DATA FOR THIS TASK:
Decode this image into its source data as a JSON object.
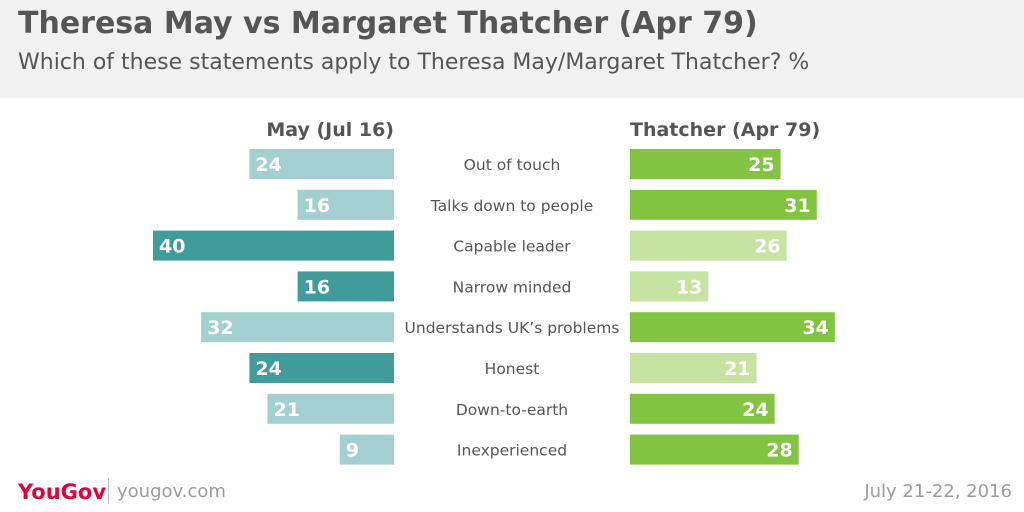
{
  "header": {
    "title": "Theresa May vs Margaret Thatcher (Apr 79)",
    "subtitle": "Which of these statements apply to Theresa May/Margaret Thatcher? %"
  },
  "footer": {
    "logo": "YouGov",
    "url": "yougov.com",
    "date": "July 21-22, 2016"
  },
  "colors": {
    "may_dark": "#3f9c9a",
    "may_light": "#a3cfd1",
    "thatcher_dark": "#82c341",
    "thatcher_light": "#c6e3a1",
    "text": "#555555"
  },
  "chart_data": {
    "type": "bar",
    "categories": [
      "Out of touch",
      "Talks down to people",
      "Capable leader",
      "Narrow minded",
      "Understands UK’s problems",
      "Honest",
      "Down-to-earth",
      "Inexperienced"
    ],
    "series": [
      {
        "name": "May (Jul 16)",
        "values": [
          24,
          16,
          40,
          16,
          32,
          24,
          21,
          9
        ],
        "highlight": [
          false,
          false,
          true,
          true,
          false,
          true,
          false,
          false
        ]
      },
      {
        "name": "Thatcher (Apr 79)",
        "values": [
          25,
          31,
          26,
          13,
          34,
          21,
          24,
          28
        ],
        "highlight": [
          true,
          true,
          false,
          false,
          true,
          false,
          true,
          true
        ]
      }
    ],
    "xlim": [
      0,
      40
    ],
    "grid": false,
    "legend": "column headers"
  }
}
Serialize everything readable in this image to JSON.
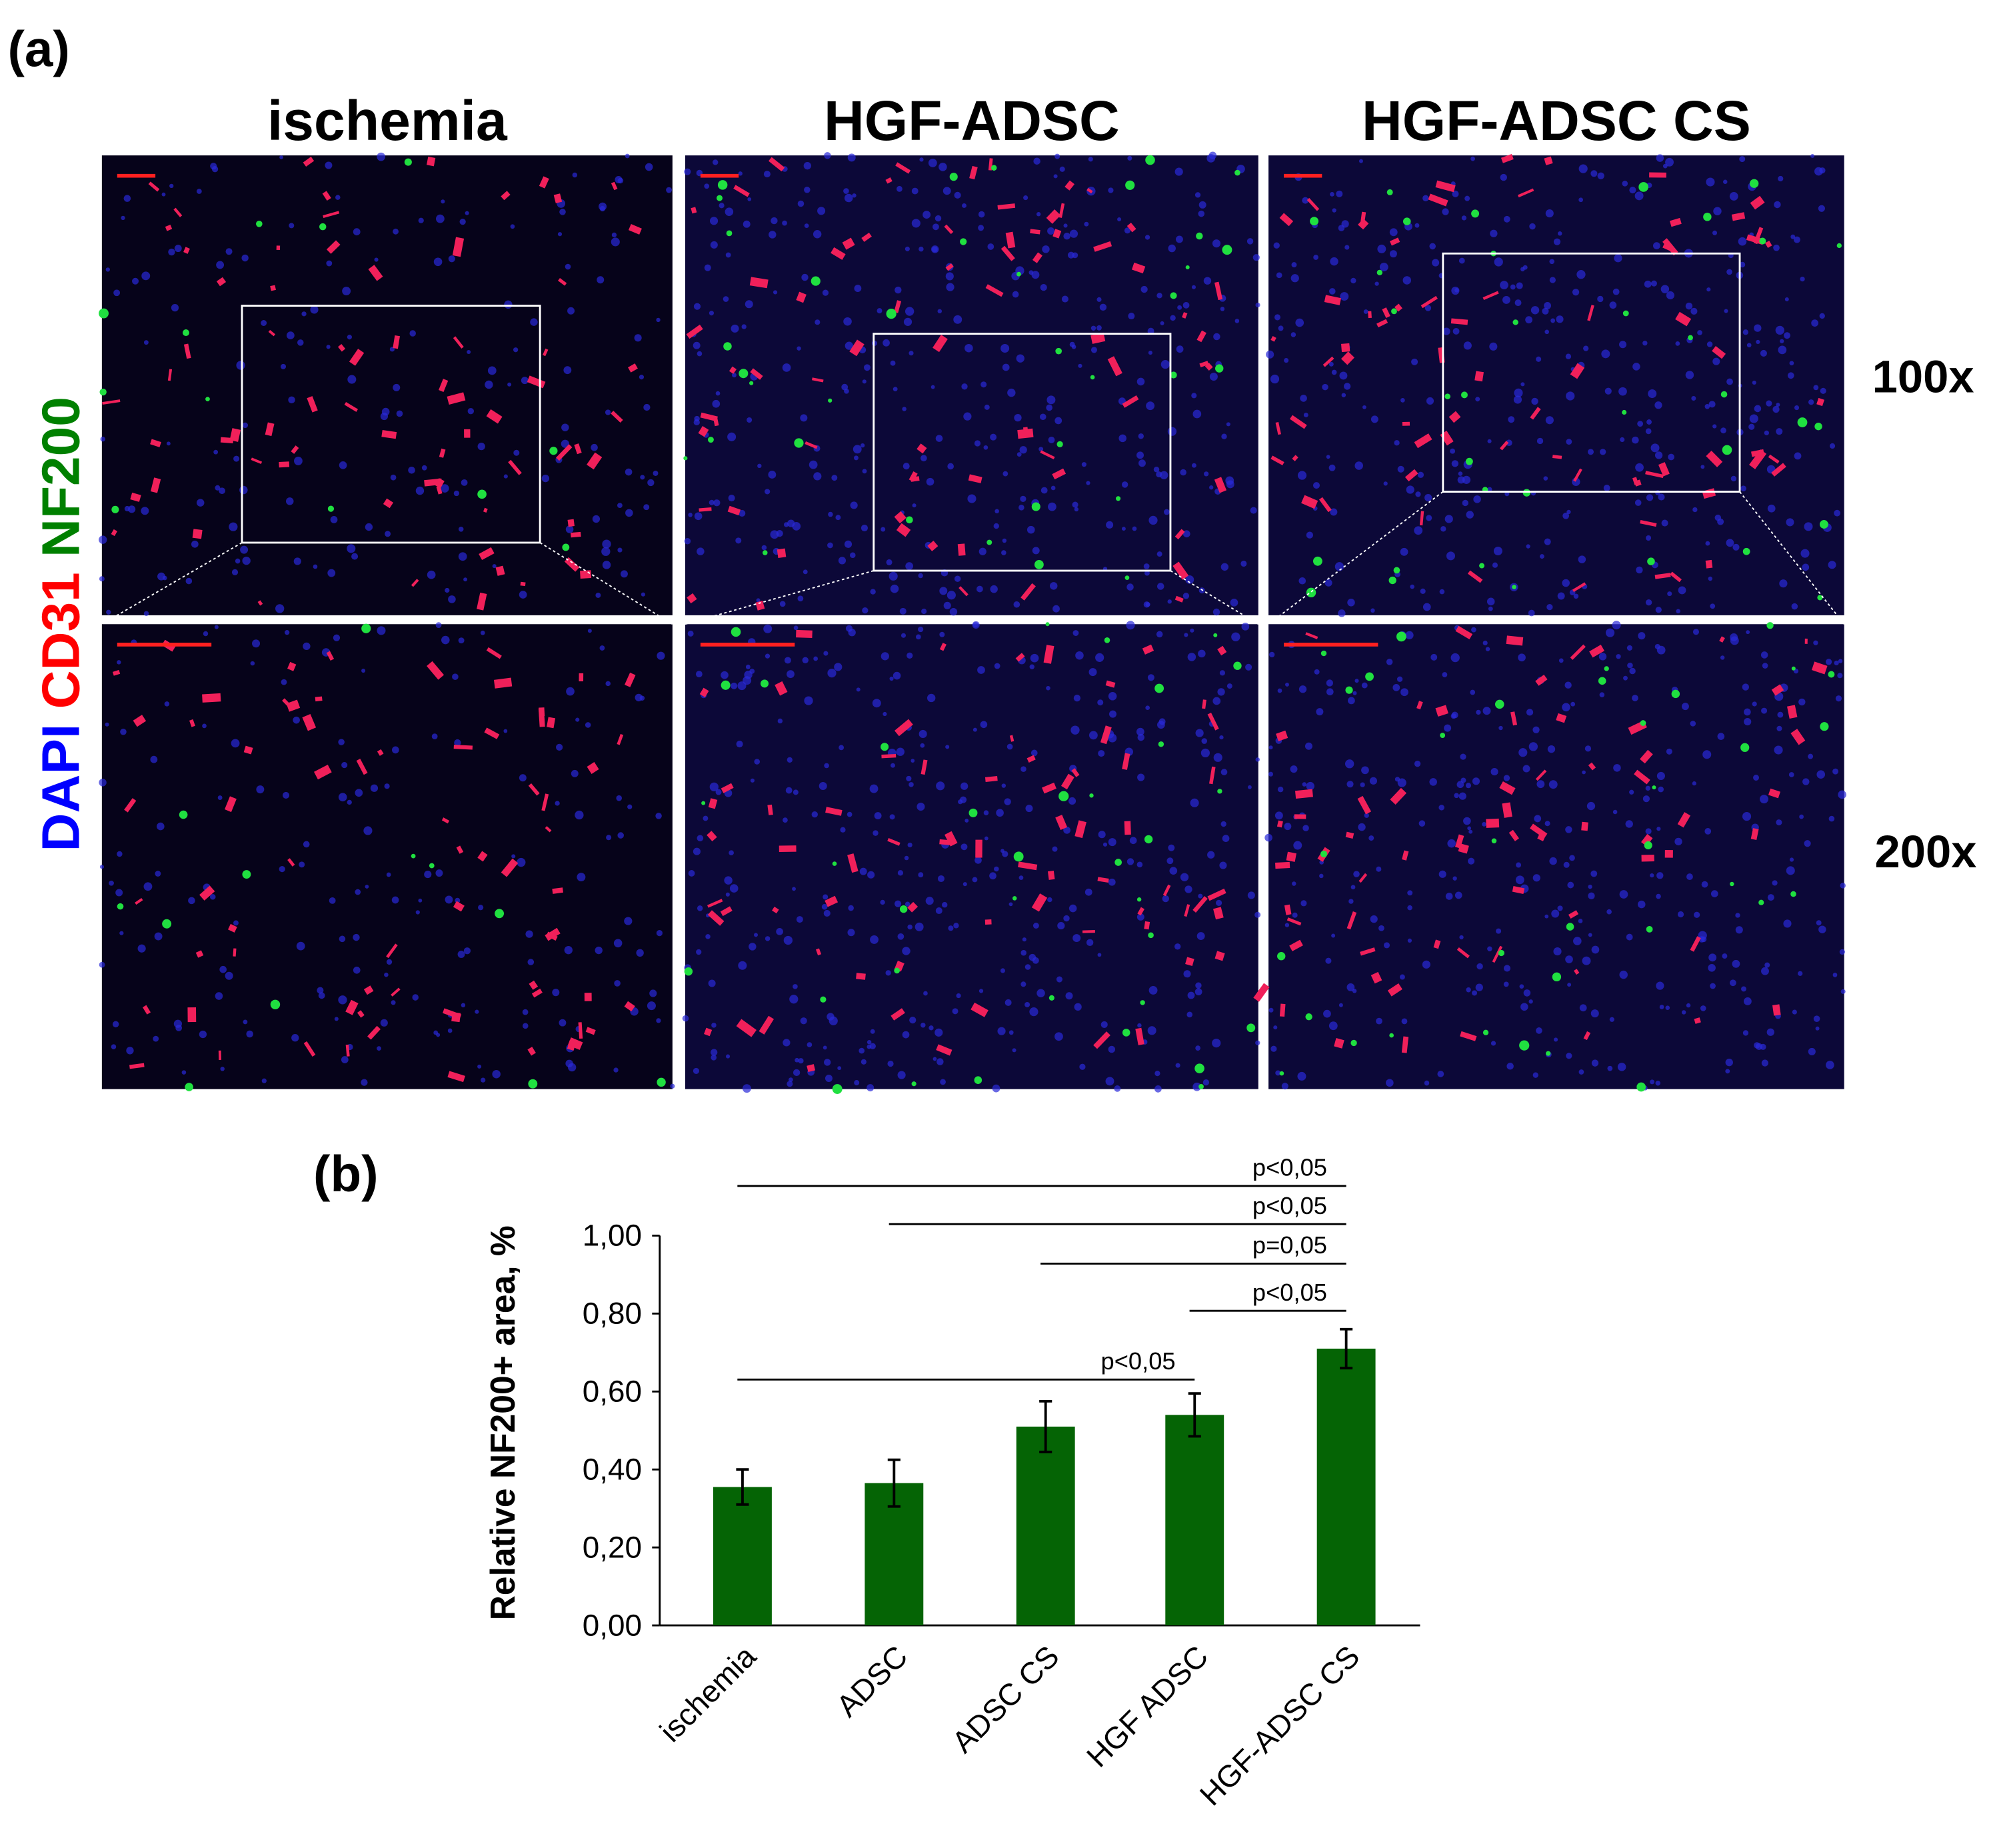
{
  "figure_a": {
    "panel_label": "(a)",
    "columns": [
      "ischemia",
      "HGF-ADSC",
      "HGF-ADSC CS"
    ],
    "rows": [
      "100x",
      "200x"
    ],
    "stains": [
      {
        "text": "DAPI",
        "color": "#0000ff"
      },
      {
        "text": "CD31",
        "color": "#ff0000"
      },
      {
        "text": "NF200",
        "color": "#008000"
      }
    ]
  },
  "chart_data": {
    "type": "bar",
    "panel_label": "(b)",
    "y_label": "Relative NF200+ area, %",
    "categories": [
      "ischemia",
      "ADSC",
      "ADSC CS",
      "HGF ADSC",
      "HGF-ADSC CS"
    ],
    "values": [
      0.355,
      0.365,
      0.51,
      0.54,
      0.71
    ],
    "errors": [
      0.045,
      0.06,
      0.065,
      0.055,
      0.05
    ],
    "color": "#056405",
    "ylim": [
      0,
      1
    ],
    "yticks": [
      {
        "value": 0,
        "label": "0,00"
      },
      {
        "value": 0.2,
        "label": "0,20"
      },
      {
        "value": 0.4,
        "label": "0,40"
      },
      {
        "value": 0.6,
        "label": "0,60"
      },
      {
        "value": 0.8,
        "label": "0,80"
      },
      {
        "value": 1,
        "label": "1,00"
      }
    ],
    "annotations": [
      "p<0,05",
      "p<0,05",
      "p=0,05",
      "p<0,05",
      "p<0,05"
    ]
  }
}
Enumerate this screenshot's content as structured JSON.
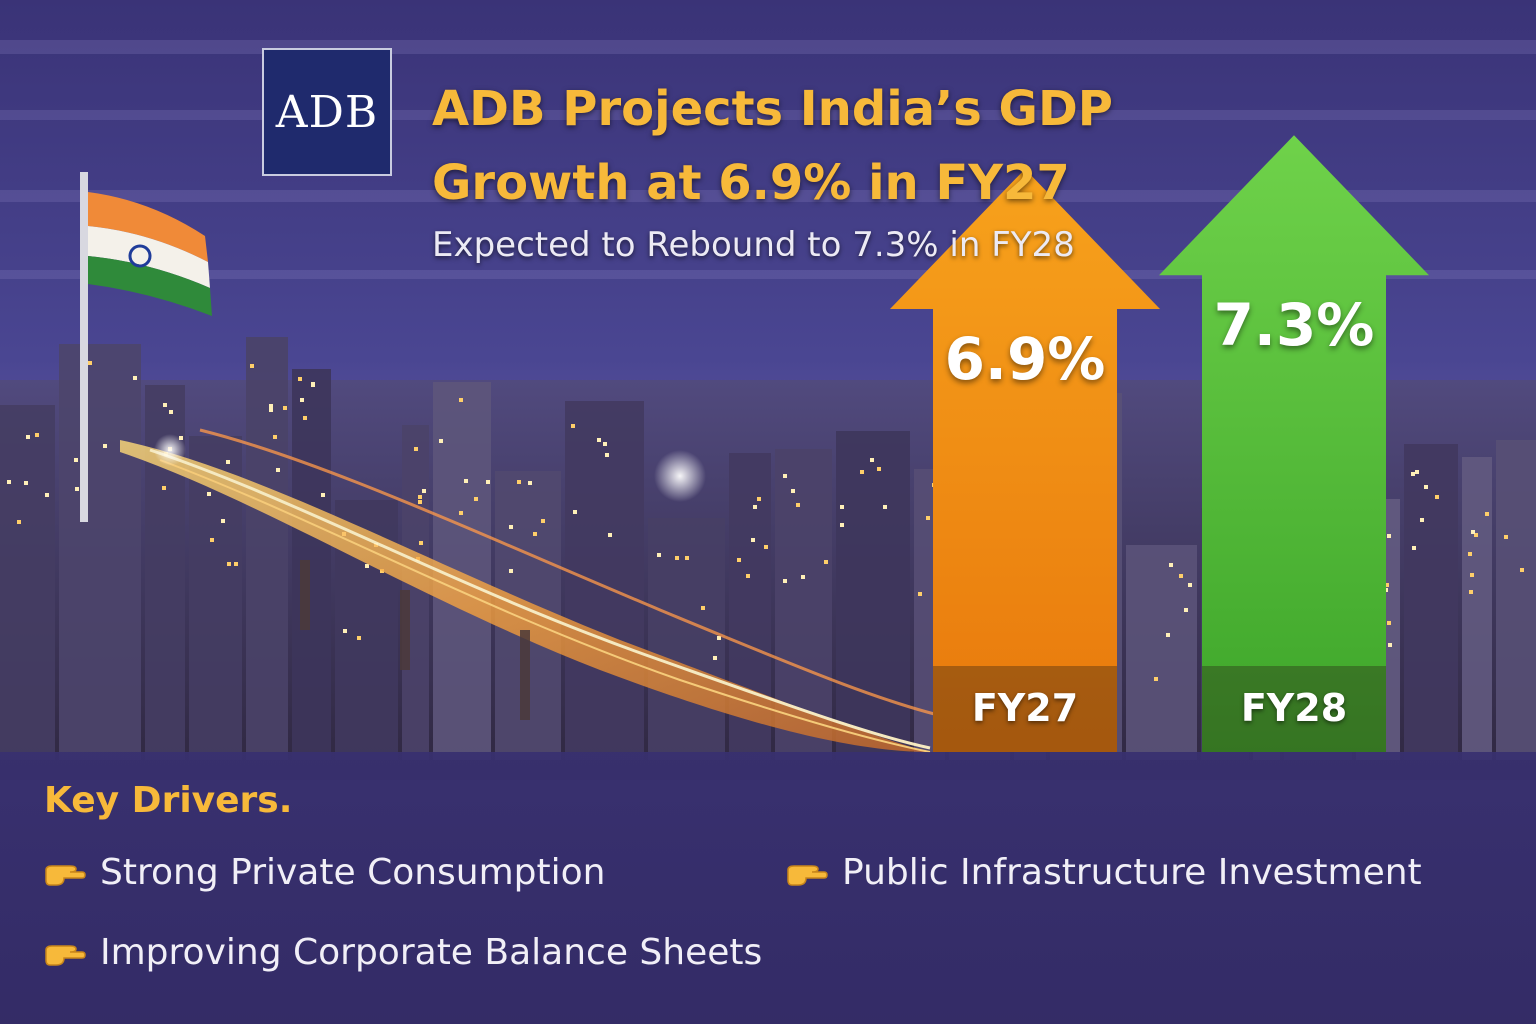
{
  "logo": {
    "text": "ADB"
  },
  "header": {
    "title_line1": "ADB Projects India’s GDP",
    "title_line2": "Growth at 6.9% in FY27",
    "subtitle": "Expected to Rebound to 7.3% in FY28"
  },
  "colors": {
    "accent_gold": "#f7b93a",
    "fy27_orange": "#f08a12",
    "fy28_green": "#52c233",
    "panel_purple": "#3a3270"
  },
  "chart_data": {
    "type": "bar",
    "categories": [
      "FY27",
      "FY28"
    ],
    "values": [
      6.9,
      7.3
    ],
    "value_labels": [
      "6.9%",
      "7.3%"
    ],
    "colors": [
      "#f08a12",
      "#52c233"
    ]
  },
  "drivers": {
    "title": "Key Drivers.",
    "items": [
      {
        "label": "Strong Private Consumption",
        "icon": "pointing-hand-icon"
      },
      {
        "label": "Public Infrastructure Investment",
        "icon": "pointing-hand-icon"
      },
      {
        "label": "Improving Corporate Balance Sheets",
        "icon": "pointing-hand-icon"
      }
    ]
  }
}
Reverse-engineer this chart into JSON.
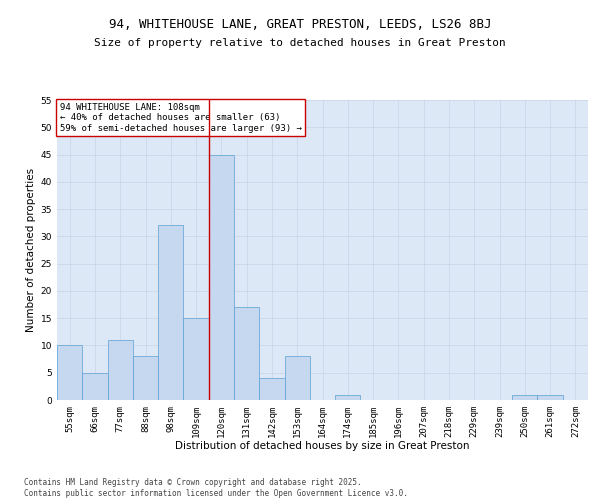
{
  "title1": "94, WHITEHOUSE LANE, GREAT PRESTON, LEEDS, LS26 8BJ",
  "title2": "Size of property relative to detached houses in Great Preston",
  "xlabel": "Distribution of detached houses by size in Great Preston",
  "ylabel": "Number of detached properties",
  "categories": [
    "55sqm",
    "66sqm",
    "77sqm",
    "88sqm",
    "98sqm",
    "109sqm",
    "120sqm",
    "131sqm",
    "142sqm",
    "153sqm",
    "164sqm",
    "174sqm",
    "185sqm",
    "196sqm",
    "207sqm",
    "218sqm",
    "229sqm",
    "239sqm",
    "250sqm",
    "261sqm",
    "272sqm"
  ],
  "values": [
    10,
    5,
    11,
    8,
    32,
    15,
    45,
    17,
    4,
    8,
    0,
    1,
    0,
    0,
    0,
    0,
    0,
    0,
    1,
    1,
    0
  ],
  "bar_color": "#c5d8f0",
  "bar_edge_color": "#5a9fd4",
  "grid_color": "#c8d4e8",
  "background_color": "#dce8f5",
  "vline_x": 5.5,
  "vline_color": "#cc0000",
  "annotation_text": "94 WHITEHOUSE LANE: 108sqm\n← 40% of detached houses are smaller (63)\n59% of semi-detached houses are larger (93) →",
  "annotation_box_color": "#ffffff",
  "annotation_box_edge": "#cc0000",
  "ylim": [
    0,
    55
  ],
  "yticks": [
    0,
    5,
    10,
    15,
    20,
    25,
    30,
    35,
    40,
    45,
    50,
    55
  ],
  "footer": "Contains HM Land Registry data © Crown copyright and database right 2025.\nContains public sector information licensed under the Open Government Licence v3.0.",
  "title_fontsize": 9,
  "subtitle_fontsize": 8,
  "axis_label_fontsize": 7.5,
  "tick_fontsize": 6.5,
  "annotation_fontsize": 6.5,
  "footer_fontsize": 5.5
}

TASK REQUIREMENTS: Except for the pictures, reproduce every line exactly.

EXERCISE RESPONSE:
Decode this image into its source data as a JSON object.
{
  "header": {
    "title": "Theresa May vs Margaret Thatcher (Apr 79)",
    "subtitle": "Which of these statements apply to Theresa May/Margaret Thatcher? %"
  },
  "footer": {
    "logo": "YouGov",
    "url": "yougov.com",
    "date": "July 21-22, 2016"
  },
  "colors": {
    "may_dark": "#3f9c9a",
    "may_light": "#a3cfd1",
    "thatcher_dark": "#82c341",
    "thatcher_light": "#c6e3a1",
    "text": "#555555"
  },
  "chart_data": {
    "type": "bar",
    "categories": [
      "Out of touch",
      "Talks down to people",
      "Capable leader",
      "Narrow minded",
      "Understands UK’s problems",
      "Honest",
      "Down-to-earth",
      "Inexperienced"
    ],
    "series": [
      {
        "name": "May (Jul 16)",
        "values": [
          24,
          16,
          40,
          16,
          32,
          24,
          21,
          9
        ],
        "highlight": [
          false,
          false,
          true,
          true,
          false,
          true,
          false,
          false
        ]
      },
      {
        "name": "Thatcher (Apr 79)",
        "values": [
          25,
          31,
          26,
          13,
          34,
          21,
          24,
          28
        ],
        "highlight": [
          true,
          true,
          false,
          false,
          true,
          false,
          true,
          true
        ]
      }
    ],
    "xlim": [
      0,
      40
    ],
    "grid": false,
    "legend": "column headers"
  }
}
Serialize everything readable in this image to JSON.
{
  "figure_a": {
    "panel_label": "(a)",
    "columns": [
      "ischemia",
      "HGF-ADSC",
      "HGF-ADSC CS"
    ],
    "rows": [
      "100x",
      "200x"
    ],
    "stains": [
      {
        "text": "DAPI",
        "color": "#0000ff"
      },
      {
        "text": "CD31",
        "color": "#ff0000"
      },
      {
        "text": "NF200",
        "color": "#008000"
      }
    ]
  },
  "chart_data": {
    "type": "bar",
    "panel_label": "(b)",
    "y_label": "Relative NF200+ area, %",
    "categories": [
      "ischemia",
      "ADSC",
      "ADSC CS",
      "HGF ADSC",
      "HGF-ADSC CS"
    ],
    "values": [
      0.355,
      0.365,
      0.51,
      0.54,
      0.71
    ],
    "errors": [
      0.045,
      0.06,
      0.065,
      0.055,
      0.05
    ],
    "color": "#056405",
    "ylim": [
      0,
      1
    ],
    "yticks": [
      {
        "value": 0,
        "label": "0,00"
      },
      {
        "value": 0.2,
        "label": "0,20"
      },
      {
        "value": 0.4,
        "label": "0,40"
      },
      {
        "value": 0.6,
        "label": "0,60"
      },
      {
        "value": 0.8,
        "label": "0,80"
      },
      {
        "value": 1,
        "label": "1,00"
      }
    ],
    "annotations": [
      "p<0,05",
      "p<0,05",
      "p=0,05",
      "p<0,05",
      "p<0,05"
    ]
  }
}
Enumerate this screenshot's content as structured JSON.
{
  "logo": {
    "text": "ADB"
  },
  "header": {
    "title_line1": "ADB Projects India’s GDP",
    "title_line2": "Growth at 6.9% in FY27",
    "subtitle": "Expected to Rebound to 7.3% in FY28"
  },
  "colors": {
    "accent_gold": "#f7b93a",
    "fy27_orange": "#f08a12",
    "fy28_green": "#52c233",
    "panel_purple": "#3a3270"
  },
  "chart_data": {
    "type": "bar",
    "categories": [
      "FY27",
      "FY28"
    ],
    "values": [
      6.9,
      7.3
    ],
    "value_labels": [
      "6.9%",
      "7.3%"
    ],
    "colors": [
      "#f08a12",
      "#52c233"
    ]
  },
  "drivers": {
    "title": "Key Drivers.",
    "items": [
      {
        "label": "Strong Private Consumption",
        "icon": "pointing-hand-icon"
      },
      {
        "label": "Public Infrastructure Investment",
        "icon": "pointing-hand-icon"
      },
      {
        "label": "Improving Corporate Balance Sheets",
        "icon": "pointing-hand-icon"
      }
    ]
  }
}
Reverse-engineer this chart into JSON.
{
  "title1": "94, WHITEHOUSE LANE, GREAT PRESTON, LEEDS, LS26 8BJ",
  "title2": "Size of property relative to detached houses in Great Preston",
  "xlabel": "Distribution of detached houses by size in Great Preston",
  "ylabel": "Number of detached properties",
  "categories": [
    "55sqm",
    "66sqm",
    "77sqm",
    "88sqm",
    "98sqm",
    "109sqm",
    "120sqm",
    "131sqm",
    "142sqm",
    "153sqm",
    "164sqm",
    "174sqm",
    "185sqm",
    "196sqm",
    "207sqm",
    "218sqm",
    "229sqm",
    "239sqm",
    "250sqm",
    "261sqm",
    "272sqm"
  ],
  "values": [
    10,
    5,
    11,
    8,
    32,
    15,
    45,
    17,
    4,
    8,
    0,
    1,
    0,
    0,
    0,
    0,
    0,
    0,
    1,
    1,
    0
  ],
  "bar_color": "#c5d8f0",
  "bar_edge_color": "#5a9fd4",
  "grid_color": "#c8d4e8",
  "background_color": "#dce8f5",
  "vline_x": 5.5,
  "vline_color": "#cc0000",
  "annotation_text": "94 WHITEHOUSE LANE: 108sqm\n← 40% of detached houses are smaller (63)\n59% of semi-detached houses are larger (93) →",
  "annotation_box_color": "#ffffff",
  "annotation_box_edge": "#cc0000",
  "ylim": [
    0,
    55
  ],
  "yticks": [
    0,
    5,
    10,
    15,
    20,
    25,
    30,
    35,
    40,
    45,
    50,
    55
  ],
  "footer": "Contains HM Land Registry data © Crown copyright and database right 2025.\nContains public sector information licensed under the Open Government Licence v3.0.",
  "title_fontsize": 9,
  "subtitle_fontsize": 8,
  "axis_label_fontsize": 7.5,
  "tick_fontsize": 6.5,
  "annotation_fontsize": 6.5,
  "footer_fontsize": 5.5
}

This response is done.